For each line that holds "国防军工", copy the line out.
================================
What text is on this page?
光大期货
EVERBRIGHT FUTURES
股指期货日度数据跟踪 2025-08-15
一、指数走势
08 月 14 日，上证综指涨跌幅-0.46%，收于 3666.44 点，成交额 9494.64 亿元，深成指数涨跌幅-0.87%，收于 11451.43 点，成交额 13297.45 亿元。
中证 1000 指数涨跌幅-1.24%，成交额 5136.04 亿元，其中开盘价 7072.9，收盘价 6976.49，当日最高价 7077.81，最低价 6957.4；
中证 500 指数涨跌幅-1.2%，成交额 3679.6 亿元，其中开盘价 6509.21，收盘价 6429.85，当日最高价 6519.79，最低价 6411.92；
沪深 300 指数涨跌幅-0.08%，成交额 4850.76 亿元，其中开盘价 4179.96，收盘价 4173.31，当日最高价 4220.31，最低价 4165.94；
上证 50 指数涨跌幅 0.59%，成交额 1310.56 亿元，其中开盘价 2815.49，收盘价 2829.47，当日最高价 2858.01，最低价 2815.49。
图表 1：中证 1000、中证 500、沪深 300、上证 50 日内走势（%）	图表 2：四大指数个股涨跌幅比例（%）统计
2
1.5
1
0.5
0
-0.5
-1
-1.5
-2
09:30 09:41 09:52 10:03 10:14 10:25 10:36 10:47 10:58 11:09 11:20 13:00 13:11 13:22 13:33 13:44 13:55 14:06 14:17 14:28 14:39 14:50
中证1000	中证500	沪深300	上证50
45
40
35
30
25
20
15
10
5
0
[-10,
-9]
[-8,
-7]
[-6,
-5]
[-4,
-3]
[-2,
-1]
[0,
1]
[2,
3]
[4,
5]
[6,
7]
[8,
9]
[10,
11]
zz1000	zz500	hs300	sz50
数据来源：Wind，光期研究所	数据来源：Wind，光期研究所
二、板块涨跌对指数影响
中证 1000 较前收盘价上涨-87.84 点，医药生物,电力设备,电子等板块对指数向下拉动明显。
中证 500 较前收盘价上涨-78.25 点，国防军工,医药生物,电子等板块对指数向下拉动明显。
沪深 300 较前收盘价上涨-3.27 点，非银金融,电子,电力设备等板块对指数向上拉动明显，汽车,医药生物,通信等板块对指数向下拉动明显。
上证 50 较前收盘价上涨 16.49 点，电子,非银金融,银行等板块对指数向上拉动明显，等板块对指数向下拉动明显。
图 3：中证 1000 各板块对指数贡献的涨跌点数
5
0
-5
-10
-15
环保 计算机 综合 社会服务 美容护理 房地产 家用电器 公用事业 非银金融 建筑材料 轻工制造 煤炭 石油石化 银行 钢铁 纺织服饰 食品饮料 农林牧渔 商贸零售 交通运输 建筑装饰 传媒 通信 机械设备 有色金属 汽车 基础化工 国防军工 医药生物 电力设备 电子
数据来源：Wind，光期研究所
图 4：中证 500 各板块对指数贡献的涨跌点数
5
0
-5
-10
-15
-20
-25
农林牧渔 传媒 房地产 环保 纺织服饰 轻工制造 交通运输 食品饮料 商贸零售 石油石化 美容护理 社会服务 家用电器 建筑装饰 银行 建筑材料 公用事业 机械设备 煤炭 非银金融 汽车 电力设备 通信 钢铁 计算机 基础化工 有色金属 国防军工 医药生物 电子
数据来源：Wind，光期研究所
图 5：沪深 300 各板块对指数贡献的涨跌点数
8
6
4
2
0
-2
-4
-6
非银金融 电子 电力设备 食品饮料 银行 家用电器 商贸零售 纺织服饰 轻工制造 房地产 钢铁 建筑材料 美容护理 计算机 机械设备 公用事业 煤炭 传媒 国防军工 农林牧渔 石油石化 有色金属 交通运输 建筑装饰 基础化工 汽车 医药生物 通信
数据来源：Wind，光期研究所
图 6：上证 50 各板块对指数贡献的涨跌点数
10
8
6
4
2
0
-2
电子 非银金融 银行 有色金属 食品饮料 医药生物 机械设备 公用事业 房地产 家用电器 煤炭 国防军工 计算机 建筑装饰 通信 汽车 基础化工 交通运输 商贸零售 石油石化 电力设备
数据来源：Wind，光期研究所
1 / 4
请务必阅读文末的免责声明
================================
§ Final result
中证 500 较前收盘价上涨-78.25 点，国防军工,医药生物,电子等板块对指数向下拉动明显。
环保 计算机 综合 社会服务 美容护理 房地产 家用电器 公用事业 非银金融 建筑材料 轻工制造 煤炭 石油石化 银行 钢铁 纺织服饰 食品饮料 农林牧渔 商贸零售 交通运输 建筑装饰 传媒 通信 机械设备 有色金属 汽车 基础化工 国防军工 医药生物 电力设备 电子
农林牧渔 传媒 房地产 环保 纺织服饰 轻工制造 交通运输 食品饮料 商贸零售 石油石化 美容护理 社会服务 家用电器 建筑装饰 银行 建筑材料 公用事业 机械设备 煤炭 非银金融 汽车 电力设备 通信 钢铁 计算机 基础化工 有色金属 国防军工 医药生物 电子
非银金融 电子 电力设备 食品饮料 银行 家用电器 商贸零售 纺织服饰 轻工制造 房地产 钢铁 建筑材料 美容护理 计算机 机械设备 公用事业 煤炭 传媒 国防军工 农林牧渔 石油石化 有色金属 交通运输 建筑装饰 基础化工 汽车 医药生物 通信
电子 非银金融 银行 有色金属 食品饮料 医药生物 机械设备 公用事业 房地产 家用电器 煤炭 国防军工 计算机 建筑装饰 通信 汽车 基础化工 交通运输 商贸零售 石油石化 电力设备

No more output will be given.